Extracted data entries
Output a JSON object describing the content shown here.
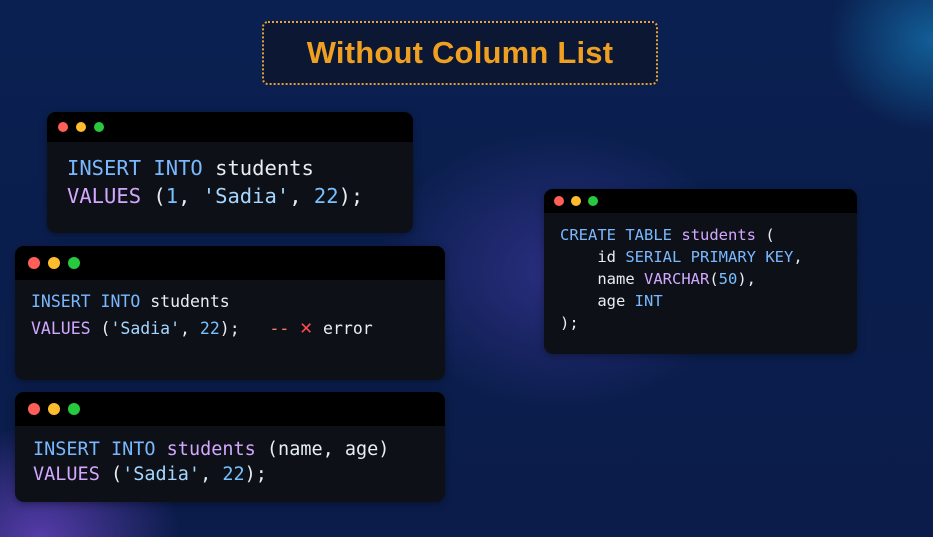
{
  "title": "Without Column List",
  "window1": {
    "line1": {
      "kw1": "INSERT",
      "kw2": "INTO",
      "table": "students"
    },
    "line2": {
      "kw": "VALUES",
      "p1": "(",
      "n1": "1",
      "c1": ", ",
      "s1": "'Sadia'",
      "c2": ", ",
      "n2": "22",
      "end": ");"
    }
  },
  "window2": {
    "line1": {
      "kw1": "INSERT",
      "kw2": "INTO",
      "table": "students"
    },
    "line2": {
      "kw": "VALUES",
      "p1": "(",
      "s1": "'Sadia'",
      "c1": ", ",
      "n1": "22",
      "end": ");",
      "comment": "--",
      "x_icon": "✕",
      "error": "error"
    }
  },
  "window3": {
    "line1": {
      "kw1": "INSERT",
      "kw2": "INTO",
      "table": "students",
      "cols": "(name, age)"
    },
    "line2": {
      "kw": "VALUES",
      "p1": "(",
      "s1": "'Sadia'",
      "c1": ", ",
      "n1": "22",
      "end": ");"
    }
  },
  "window4": {
    "line1": {
      "kw1": "CREATE",
      "kw2": "TABLE",
      "table": "students",
      "open": "("
    },
    "line2": {
      "col": "id",
      "type": "SERIAL PRIMARY KEY",
      "comma": ","
    },
    "line3": {
      "col": "name",
      "type": "VARCHAR",
      "p1": "(",
      "n": "50",
      "p2": "),"
    },
    "line4": {
      "col": "age",
      "type": "INT"
    },
    "line5": {
      "close": ");"
    }
  },
  "colors": {
    "title": "#f0a020",
    "keyword": "#79b8ff",
    "values_keyword": "#d2a8ff",
    "string": "#a5d6ff",
    "error": "#ff4b4b"
  }
}
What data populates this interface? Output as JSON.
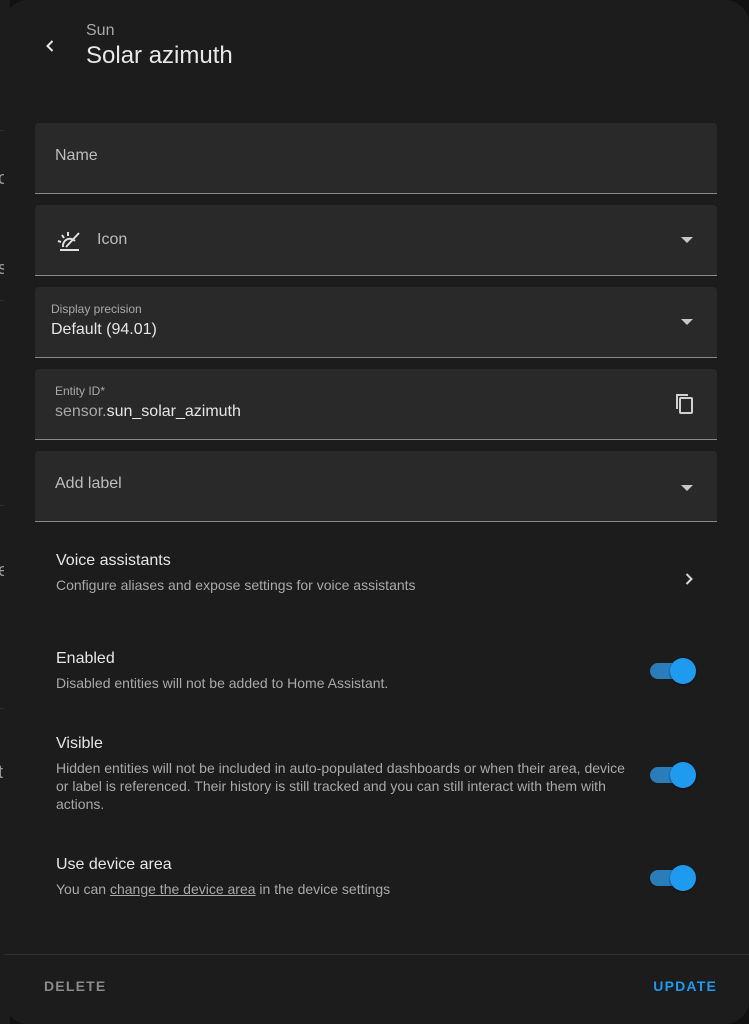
{
  "header": {
    "subtitle": "Sun",
    "title": "Solar azimuth"
  },
  "fields": {
    "name": {
      "label": "Name"
    },
    "icon": {
      "label": "Icon",
      "icon_name": "sun-angle-icon"
    },
    "display_precision": {
      "label": "Display precision",
      "value": "Default (94.01)"
    },
    "entity_id": {
      "label": "Entity ID*",
      "prefix": "sensor.",
      "value": "sun_solar_azimuth"
    },
    "add_label": {
      "label": "Add label"
    }
  },
  "voice_assistants": {
    "title": "Voice assistants",
    "description": "Configure aliases and expose settings for voice assistants"
  },
  "enabled": {
    "title": "Enabled",
    "description": "Disabled entities will not be added to Home Assistant.",
    "on": true
  },
  "visible": {
    "title": "Visible",
    "description": "Hidden entities will not be included in auto-populated dashboards or when their area, device or label is referenced. Their history is still tracked and you can still interact with them with actions.",
    "on": true
  },
  "use_device_area": {
    "title": "Use device area",
    "desc_before": "You can ",
    "link": "change the device area",
    "desc_after": " in the device settings",
    "on": true
  },
  "footer": {
    "delete_label": "DELETE",
    "update_label": "UPDATE"
  },
  "colors": {
    "accent": "#1e9bef",
    "dialog_bg": "#1c1c1c",
    "field_bg": "#292929"
  }
}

To be done
Search the records above for the string "settings". Copy every line that contains it.

Final answer
    "description": "Configure aliases and expose settings for voice assistants"
    "desc_after": " in the device settings",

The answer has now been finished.